THE TASK:
Exclude all pictures, then copy each of the records exactly as written.

Data excerpts:

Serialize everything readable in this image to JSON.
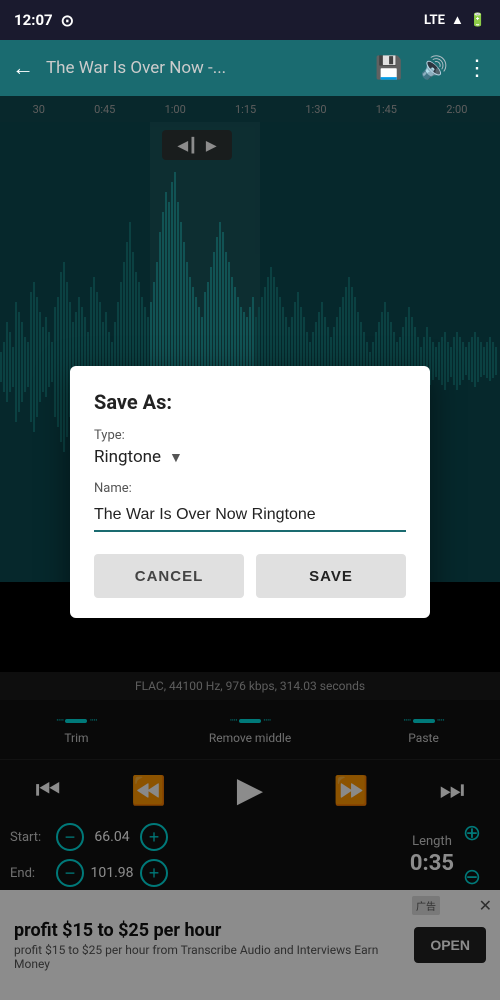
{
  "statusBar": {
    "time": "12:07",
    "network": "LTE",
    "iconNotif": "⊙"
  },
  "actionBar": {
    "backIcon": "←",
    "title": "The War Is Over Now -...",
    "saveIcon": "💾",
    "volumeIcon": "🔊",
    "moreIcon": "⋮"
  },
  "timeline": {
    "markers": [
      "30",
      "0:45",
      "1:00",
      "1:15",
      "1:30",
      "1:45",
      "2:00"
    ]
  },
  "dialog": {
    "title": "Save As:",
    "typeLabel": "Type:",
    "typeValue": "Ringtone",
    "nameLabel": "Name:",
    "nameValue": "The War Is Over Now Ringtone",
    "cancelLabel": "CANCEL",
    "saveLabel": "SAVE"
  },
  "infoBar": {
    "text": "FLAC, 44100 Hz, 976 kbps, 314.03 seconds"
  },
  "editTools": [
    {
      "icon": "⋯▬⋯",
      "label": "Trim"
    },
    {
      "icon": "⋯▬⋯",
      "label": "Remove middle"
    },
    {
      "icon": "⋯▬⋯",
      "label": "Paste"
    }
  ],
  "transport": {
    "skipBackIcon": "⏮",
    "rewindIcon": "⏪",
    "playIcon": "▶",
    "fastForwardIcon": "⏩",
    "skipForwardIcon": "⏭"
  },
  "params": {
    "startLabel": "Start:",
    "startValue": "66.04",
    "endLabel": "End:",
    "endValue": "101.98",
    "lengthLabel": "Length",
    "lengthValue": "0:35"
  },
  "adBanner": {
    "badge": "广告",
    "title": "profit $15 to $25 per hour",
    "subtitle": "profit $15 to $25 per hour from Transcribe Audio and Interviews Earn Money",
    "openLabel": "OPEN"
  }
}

FINISHED ANSWER:
Serialize everything readable in this image to JSON.
{
  "statusBar": {
    "time": "12:07",
    "network": "LTE",
    "iconNotif": "⊙"
  },
  "actionBar": {
    "backIcon": "←",
    "title": "The War Is Over Now -...",
    "saveIcon": "💾",
    "volumeIcon": "🔊",
    "moreIcon": "⋮"
  },
  "timeline": {
    "markers": [
      "30",
      "0:45",
      "1:00",
      "1:15",
      "1:30",
      "1:45",
      "2:00"
    ]
  },
  "dialog": {
    "title": "Save As:",
    "typeLabel": "Type:",
    "typeValue": "Ringtone",
    "nameLabel": "Name:",
    "nameValue": "The War Is Over Now Ringtone",
    "cancelLabel": "CANCEL",
    "saveLabel": "SAVE"
  },
  "infoBar": {
    "text": "FLAC, 44100 Hz, 976 kbps, 314.03 seconds"
  },
  "editTools": [
    {
      "icon": "⋯▬⋯",
      "label": "Trim"
    },
    {
      "icon": "⋯▬⋯",
      "label": "Remove middle"
    },
    {
      "icon": "⋯▬⋯",
      "label": "Paste"
    }
  ],
  "transport": {
    "skipBackIcon": "⏮",
    "rewindIcon": "⏪",
    "playIcon": "▶",
    "fastForwardIcon": "⏩",
    "skipForwardIcon": "⏭"
  },
  "params": {
    "startLabel": "Start:",
    "startValue": "66.04",
    "endLabel": "End:",
    "endValue": "101.98",
    "lengthLabel": "Length",
    "lengthValue": "0:35"
  },
  "adBanner": {
    "badge": "广告",
    "title": "profit $15 to $25 per hour",
    "subtitle": "profit $15 to $25 per hour from Transcribe Audio and Interviews Earn Money",
    "openLabel": "OPEN"
  }
}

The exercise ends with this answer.